## Start STORED RECORDS
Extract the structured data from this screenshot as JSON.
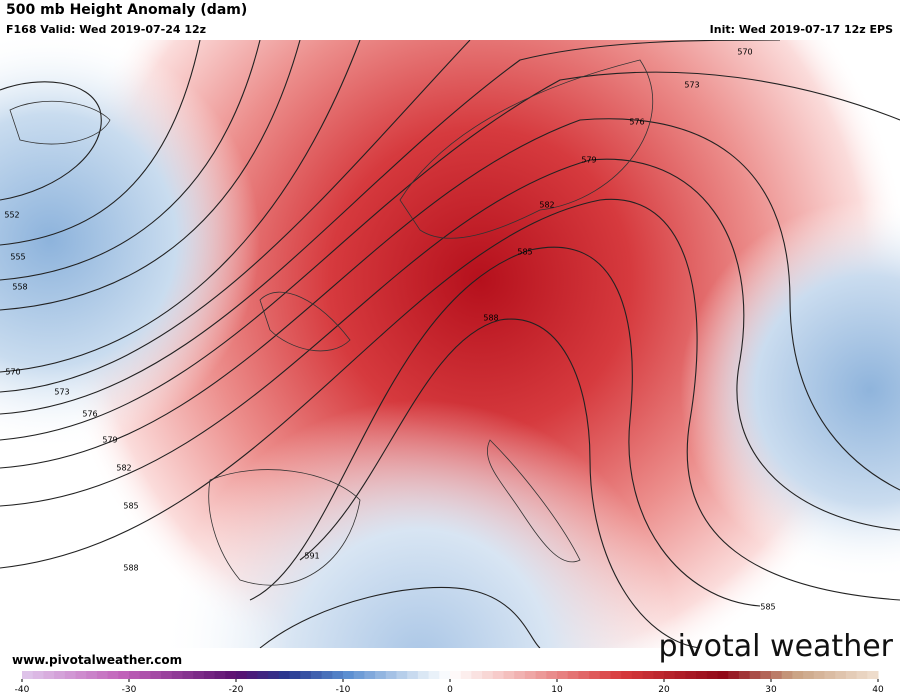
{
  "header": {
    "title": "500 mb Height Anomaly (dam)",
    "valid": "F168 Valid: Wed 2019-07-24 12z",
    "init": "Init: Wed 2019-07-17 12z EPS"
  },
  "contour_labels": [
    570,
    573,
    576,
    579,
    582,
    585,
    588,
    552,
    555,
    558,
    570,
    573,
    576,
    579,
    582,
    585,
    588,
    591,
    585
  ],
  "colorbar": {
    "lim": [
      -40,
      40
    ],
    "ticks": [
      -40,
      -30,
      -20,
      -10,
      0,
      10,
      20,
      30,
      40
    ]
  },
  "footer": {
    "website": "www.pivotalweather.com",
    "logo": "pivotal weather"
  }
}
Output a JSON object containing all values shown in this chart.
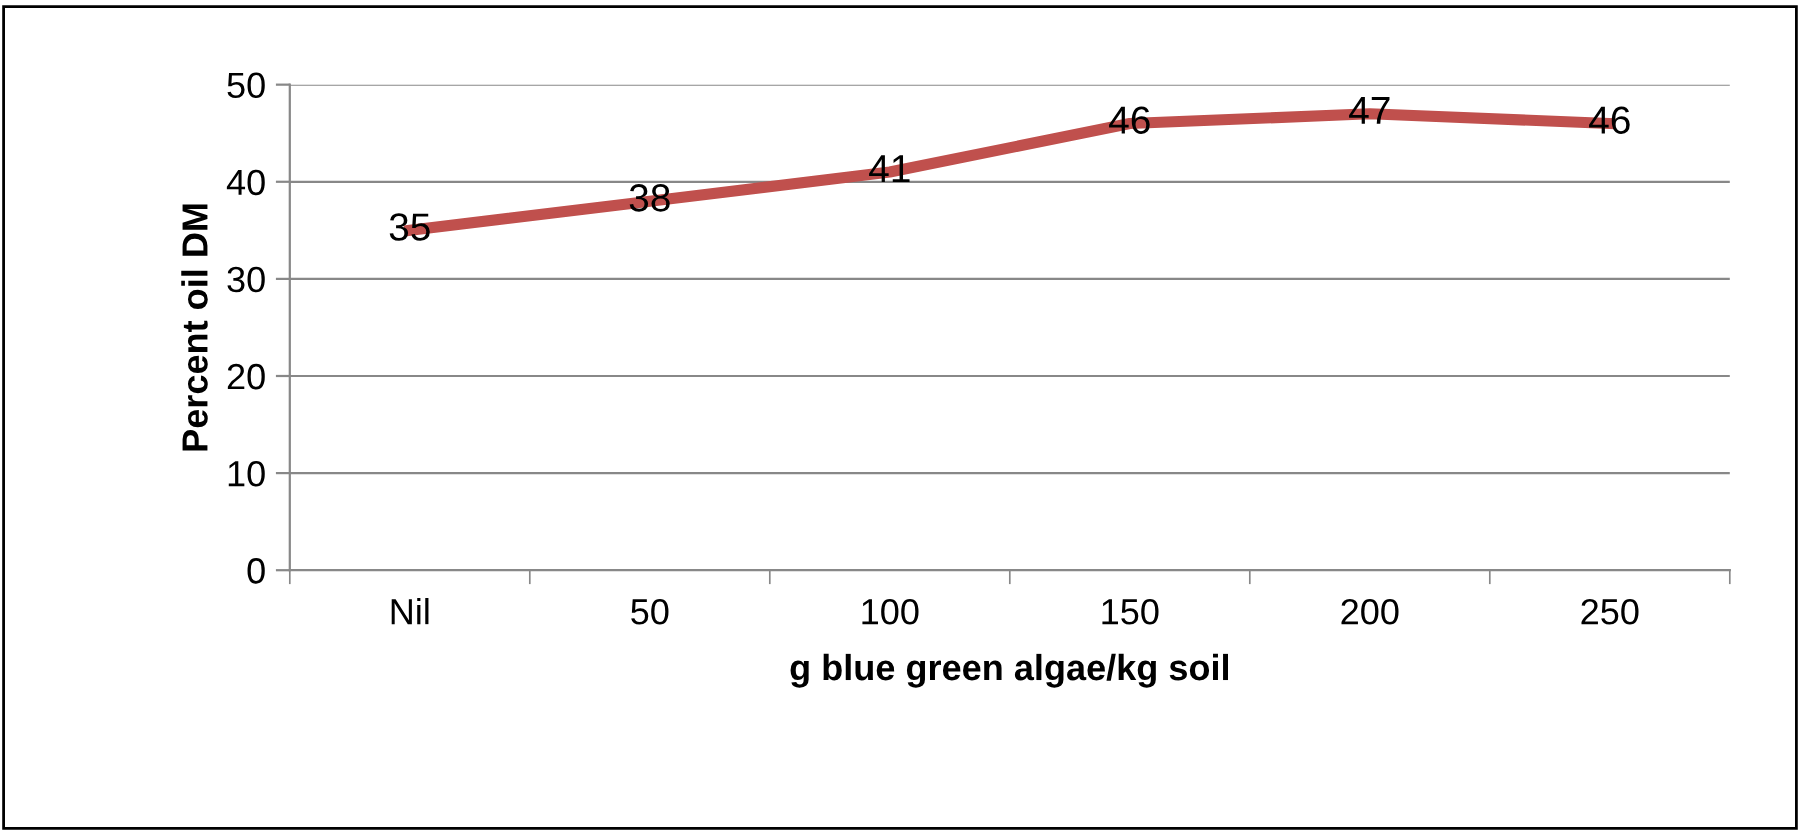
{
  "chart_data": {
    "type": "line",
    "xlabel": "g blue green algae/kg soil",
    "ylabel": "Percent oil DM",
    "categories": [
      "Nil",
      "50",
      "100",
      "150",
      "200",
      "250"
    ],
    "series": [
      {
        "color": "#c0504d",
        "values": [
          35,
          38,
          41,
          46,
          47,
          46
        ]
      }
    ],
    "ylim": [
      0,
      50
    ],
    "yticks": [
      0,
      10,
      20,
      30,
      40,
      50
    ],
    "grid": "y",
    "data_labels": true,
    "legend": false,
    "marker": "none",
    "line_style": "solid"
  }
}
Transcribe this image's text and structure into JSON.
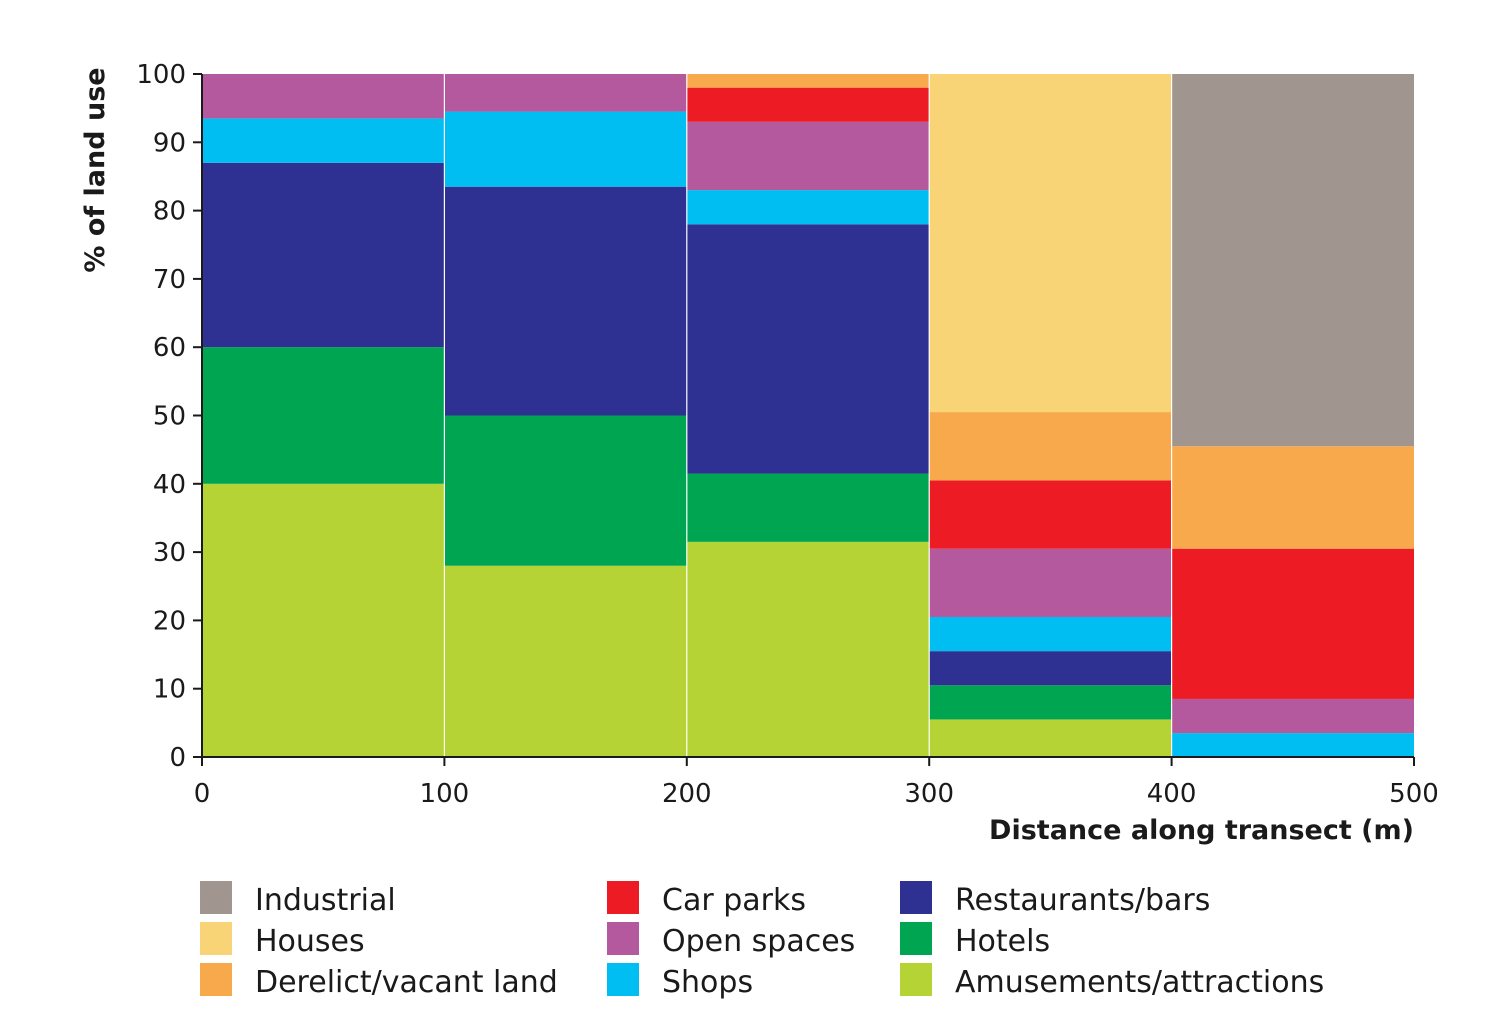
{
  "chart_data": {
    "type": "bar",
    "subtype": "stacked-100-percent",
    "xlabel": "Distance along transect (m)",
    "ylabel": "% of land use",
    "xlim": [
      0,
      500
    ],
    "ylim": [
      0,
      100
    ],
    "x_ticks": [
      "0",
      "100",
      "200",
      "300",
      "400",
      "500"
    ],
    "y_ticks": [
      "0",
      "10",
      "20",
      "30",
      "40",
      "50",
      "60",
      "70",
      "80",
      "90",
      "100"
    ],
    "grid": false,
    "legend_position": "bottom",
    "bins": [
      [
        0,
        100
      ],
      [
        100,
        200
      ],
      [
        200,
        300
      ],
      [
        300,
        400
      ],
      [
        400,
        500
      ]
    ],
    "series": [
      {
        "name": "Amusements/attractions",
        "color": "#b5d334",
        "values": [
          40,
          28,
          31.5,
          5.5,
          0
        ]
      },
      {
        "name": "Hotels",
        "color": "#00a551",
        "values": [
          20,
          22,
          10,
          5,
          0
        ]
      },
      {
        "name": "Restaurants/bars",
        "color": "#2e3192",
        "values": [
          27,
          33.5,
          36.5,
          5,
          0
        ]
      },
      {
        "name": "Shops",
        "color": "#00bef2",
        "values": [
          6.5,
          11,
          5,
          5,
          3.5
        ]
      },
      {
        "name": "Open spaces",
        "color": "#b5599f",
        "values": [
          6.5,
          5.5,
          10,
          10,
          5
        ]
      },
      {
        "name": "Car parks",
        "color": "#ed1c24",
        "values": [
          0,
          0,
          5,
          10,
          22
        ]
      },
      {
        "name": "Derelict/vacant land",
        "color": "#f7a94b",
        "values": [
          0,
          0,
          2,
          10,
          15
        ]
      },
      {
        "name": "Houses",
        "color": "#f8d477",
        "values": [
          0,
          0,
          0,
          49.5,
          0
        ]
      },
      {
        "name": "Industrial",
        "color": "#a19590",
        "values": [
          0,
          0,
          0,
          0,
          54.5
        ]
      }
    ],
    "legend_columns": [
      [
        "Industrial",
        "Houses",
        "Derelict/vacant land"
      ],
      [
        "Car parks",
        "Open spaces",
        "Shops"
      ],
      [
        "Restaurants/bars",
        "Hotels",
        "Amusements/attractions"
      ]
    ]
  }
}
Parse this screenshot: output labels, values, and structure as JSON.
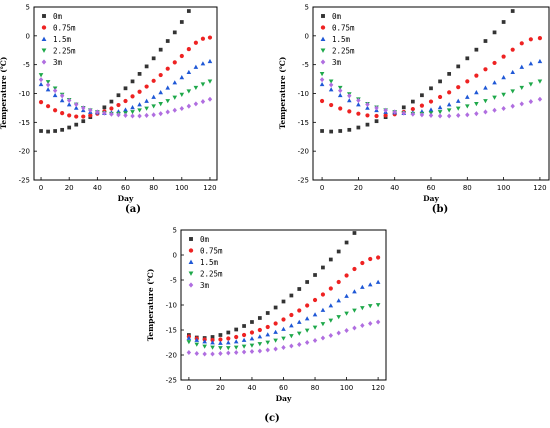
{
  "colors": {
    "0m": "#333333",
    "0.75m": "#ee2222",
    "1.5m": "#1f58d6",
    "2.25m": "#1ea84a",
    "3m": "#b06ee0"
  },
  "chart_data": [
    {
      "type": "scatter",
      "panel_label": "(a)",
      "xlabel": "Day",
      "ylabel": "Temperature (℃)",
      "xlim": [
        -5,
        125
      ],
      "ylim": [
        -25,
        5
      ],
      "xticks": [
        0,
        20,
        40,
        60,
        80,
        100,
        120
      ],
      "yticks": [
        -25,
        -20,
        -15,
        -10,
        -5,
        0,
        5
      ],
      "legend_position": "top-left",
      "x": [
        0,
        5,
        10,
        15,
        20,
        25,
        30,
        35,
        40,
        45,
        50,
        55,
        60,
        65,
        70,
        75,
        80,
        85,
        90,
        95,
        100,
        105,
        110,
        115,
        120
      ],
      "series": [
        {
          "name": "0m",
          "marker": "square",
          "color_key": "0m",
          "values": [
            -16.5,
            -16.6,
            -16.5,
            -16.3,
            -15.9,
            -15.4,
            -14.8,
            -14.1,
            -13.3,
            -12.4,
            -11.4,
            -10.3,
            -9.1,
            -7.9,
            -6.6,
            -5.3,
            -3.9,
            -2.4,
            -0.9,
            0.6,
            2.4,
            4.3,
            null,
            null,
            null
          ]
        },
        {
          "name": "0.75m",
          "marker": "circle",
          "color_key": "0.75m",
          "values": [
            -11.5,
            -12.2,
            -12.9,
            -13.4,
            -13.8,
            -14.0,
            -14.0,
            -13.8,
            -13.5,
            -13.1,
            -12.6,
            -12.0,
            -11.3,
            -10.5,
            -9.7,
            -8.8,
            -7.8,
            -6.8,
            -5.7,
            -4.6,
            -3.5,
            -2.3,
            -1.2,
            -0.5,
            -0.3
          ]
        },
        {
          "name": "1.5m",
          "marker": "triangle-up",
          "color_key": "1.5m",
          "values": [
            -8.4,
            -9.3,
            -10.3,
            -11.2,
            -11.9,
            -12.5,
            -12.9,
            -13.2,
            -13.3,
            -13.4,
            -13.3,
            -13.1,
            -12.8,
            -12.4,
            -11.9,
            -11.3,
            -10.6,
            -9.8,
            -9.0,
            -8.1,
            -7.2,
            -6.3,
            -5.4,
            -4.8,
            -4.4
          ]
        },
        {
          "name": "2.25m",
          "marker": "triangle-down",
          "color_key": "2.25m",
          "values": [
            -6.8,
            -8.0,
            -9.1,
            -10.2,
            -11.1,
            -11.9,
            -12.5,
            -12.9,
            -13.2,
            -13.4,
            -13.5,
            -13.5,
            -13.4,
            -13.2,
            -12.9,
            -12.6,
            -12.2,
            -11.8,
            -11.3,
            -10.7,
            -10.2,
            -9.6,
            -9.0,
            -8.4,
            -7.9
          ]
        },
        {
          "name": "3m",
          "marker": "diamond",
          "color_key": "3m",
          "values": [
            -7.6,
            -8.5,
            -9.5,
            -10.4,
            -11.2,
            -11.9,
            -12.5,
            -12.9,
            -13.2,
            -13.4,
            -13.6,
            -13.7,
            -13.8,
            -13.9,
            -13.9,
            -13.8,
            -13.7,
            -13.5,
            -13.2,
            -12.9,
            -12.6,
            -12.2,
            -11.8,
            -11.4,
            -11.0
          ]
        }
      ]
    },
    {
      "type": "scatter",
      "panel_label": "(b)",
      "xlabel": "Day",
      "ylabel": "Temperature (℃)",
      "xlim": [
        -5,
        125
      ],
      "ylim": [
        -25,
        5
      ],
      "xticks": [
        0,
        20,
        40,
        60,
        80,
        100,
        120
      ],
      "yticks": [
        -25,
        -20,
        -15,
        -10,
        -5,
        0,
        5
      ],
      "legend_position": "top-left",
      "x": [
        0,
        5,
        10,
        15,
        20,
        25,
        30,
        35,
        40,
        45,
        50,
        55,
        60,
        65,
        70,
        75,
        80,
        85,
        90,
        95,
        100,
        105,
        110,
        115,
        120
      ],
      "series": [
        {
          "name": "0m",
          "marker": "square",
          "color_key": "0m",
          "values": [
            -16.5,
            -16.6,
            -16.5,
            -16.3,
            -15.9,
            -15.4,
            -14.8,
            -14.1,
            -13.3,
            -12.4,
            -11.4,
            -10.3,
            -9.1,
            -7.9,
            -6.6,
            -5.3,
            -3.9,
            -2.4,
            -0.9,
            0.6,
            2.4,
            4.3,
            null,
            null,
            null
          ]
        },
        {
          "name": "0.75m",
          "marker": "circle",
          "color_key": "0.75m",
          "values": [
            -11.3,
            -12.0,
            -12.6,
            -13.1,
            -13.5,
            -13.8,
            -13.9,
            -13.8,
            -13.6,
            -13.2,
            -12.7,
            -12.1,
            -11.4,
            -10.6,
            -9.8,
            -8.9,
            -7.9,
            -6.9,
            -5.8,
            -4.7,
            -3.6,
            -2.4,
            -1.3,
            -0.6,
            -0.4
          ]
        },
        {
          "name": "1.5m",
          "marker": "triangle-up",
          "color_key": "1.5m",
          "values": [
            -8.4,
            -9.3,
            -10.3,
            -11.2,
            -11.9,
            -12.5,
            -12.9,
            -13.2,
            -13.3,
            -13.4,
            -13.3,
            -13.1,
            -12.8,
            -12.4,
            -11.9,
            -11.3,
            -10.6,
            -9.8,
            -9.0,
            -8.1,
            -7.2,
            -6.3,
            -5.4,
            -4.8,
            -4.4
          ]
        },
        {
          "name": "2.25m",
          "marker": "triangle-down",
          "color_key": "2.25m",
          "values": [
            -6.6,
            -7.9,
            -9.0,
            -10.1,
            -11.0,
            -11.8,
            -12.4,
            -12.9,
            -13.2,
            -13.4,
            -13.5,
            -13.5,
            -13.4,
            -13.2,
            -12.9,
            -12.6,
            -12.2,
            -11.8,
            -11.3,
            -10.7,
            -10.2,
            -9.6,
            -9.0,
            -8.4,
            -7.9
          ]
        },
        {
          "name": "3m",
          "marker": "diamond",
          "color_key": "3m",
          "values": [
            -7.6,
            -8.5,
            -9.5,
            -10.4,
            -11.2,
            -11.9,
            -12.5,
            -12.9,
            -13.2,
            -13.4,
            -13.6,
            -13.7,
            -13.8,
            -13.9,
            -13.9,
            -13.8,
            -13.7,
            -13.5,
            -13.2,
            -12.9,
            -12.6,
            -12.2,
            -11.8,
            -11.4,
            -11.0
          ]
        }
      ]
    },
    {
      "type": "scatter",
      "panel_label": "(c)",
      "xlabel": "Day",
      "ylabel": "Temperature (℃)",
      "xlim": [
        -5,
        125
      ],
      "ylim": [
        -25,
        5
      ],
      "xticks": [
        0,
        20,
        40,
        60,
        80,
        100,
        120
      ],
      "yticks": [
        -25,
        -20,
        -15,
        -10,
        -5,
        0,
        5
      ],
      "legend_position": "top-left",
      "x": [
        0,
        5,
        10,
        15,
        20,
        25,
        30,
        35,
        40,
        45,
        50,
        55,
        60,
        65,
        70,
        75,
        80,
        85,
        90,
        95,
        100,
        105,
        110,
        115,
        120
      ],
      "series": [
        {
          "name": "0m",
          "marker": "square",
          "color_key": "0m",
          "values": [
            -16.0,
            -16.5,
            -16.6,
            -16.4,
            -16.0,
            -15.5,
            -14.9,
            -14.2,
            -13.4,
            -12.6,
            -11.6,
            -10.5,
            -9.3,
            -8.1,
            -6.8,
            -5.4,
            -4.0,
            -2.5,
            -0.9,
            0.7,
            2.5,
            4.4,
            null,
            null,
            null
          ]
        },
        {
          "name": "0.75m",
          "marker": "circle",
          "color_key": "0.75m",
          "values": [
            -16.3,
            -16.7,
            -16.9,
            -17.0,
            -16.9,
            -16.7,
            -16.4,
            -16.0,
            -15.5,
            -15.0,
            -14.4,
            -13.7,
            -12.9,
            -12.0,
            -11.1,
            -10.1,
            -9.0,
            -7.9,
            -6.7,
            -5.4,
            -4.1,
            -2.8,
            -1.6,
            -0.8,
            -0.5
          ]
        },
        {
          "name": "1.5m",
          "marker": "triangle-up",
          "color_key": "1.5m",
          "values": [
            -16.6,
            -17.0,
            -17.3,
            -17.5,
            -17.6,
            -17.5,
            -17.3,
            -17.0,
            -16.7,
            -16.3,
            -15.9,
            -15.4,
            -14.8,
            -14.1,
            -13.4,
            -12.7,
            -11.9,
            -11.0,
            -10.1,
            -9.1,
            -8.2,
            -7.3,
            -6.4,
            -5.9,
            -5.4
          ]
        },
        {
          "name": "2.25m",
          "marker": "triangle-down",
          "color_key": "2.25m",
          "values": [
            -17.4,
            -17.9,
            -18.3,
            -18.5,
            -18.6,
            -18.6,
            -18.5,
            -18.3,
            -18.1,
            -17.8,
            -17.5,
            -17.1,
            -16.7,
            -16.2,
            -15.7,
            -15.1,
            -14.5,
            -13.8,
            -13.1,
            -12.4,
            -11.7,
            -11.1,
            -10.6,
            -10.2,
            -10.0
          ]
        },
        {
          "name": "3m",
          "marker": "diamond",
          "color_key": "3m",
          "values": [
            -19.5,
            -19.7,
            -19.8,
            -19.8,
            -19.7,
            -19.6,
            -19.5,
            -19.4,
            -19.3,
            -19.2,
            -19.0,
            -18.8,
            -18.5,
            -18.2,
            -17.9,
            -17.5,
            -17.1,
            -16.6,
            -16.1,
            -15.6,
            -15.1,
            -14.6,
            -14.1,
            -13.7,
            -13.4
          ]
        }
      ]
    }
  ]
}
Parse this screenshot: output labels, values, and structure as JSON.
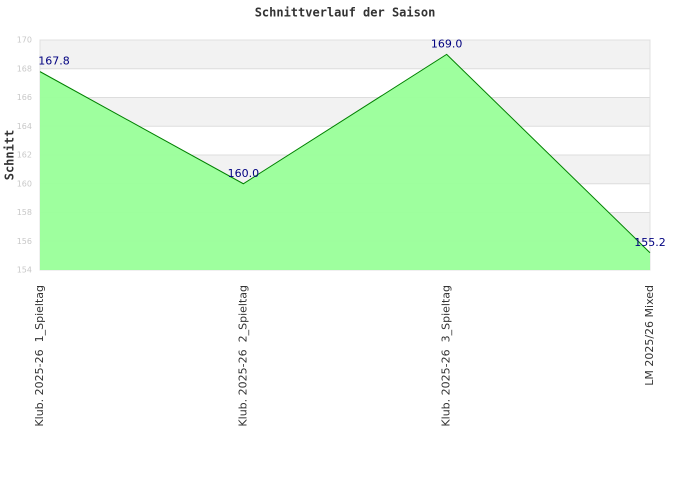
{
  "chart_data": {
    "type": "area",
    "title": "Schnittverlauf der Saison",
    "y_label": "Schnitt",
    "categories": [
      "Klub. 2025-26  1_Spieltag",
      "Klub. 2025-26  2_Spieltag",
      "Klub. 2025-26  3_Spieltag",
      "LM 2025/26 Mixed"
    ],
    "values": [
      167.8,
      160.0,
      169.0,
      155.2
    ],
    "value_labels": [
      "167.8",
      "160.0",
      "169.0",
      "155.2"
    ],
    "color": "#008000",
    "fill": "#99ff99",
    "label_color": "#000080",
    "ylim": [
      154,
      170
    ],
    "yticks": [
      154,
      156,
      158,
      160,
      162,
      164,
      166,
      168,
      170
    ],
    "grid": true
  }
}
## End STORED RECORDS
- **EXERCISE DIRECTIONS**: In how many lines of the data does the string "Restaurants" appear? Give only the number.

- **ANSWER BELOW**: 2